— Task directions —
Tally the lines with the word "JSON" and report the number alone.

— Source records —
☆ ☆ ☆ ☆ ☆
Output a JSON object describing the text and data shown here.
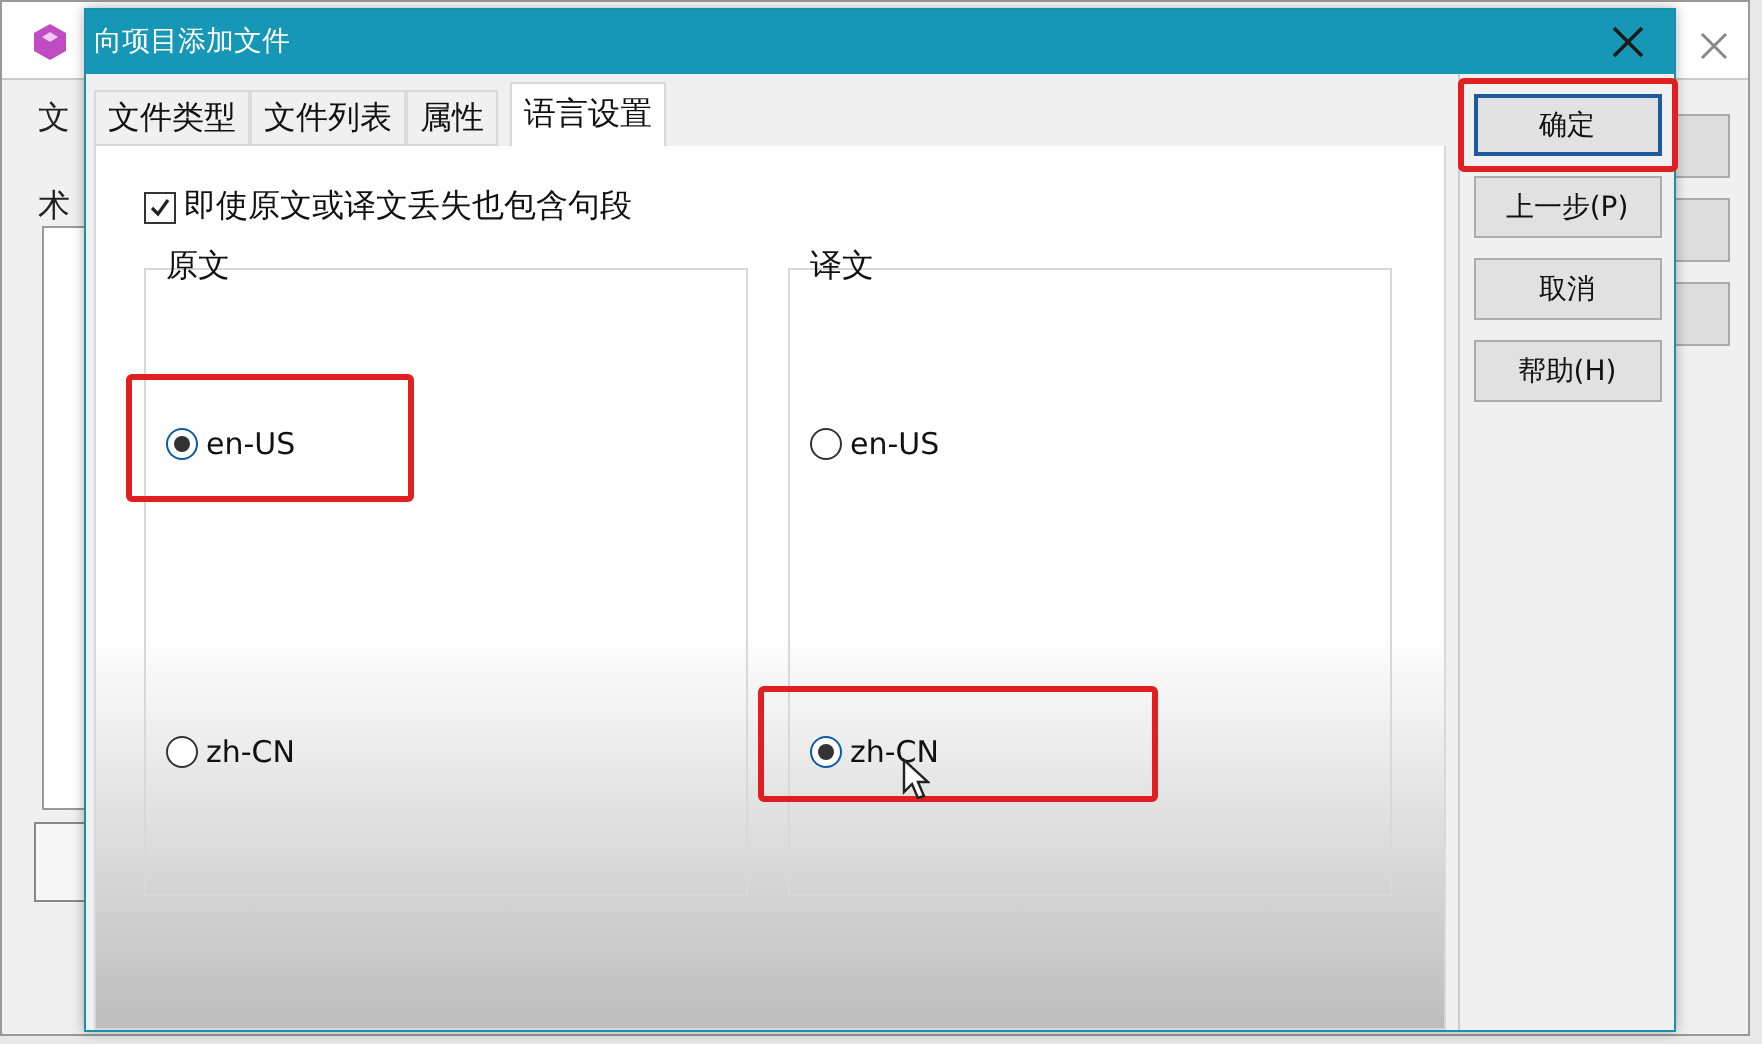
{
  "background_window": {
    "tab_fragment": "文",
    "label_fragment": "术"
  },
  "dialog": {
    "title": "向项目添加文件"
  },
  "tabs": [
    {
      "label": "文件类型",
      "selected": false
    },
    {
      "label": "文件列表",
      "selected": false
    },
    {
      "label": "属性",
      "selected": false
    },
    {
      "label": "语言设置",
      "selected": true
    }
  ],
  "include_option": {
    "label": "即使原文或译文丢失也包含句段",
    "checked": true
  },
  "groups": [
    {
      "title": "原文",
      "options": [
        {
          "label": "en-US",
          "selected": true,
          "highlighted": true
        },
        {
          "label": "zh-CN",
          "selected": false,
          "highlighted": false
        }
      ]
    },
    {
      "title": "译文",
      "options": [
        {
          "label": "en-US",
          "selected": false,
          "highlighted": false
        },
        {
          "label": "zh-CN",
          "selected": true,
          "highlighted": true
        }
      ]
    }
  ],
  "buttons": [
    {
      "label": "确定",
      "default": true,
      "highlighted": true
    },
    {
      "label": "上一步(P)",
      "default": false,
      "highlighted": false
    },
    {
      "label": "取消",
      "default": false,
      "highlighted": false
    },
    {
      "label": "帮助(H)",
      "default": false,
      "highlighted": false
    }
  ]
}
☆ ☆ ☆ ☆ ☆
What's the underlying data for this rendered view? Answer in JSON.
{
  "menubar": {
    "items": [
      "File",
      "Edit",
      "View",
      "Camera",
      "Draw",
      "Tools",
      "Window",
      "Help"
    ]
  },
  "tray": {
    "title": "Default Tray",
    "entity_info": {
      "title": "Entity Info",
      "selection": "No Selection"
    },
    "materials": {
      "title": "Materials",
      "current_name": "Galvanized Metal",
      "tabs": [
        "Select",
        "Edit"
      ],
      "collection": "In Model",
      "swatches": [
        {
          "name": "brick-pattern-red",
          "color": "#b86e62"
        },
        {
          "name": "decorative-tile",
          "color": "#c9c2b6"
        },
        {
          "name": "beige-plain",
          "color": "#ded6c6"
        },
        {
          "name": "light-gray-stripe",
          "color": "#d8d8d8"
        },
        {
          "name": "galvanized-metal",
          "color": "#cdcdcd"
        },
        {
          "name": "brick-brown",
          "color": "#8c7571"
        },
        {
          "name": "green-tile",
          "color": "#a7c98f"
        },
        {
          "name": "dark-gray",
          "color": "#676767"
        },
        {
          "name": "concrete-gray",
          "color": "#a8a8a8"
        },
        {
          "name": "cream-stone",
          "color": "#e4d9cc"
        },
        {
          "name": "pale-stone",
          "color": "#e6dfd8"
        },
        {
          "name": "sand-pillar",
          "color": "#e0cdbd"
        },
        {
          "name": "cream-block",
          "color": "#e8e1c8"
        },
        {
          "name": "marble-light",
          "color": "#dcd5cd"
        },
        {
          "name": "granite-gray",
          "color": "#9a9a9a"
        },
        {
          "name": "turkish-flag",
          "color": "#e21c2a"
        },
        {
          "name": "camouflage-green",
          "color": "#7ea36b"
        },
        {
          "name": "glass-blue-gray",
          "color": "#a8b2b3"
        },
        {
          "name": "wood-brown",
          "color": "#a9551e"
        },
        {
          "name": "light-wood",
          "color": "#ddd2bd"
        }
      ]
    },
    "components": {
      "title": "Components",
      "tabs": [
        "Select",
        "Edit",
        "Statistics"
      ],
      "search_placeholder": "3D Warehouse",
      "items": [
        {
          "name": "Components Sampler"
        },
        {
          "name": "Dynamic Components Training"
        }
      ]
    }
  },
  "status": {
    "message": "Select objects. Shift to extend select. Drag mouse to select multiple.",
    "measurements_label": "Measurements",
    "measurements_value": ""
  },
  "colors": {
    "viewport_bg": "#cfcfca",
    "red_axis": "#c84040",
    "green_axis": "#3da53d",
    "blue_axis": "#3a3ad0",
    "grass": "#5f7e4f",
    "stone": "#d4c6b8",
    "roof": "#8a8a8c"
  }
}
☆ ☆ ☆ ☆ ☆
— Solution for this task —
2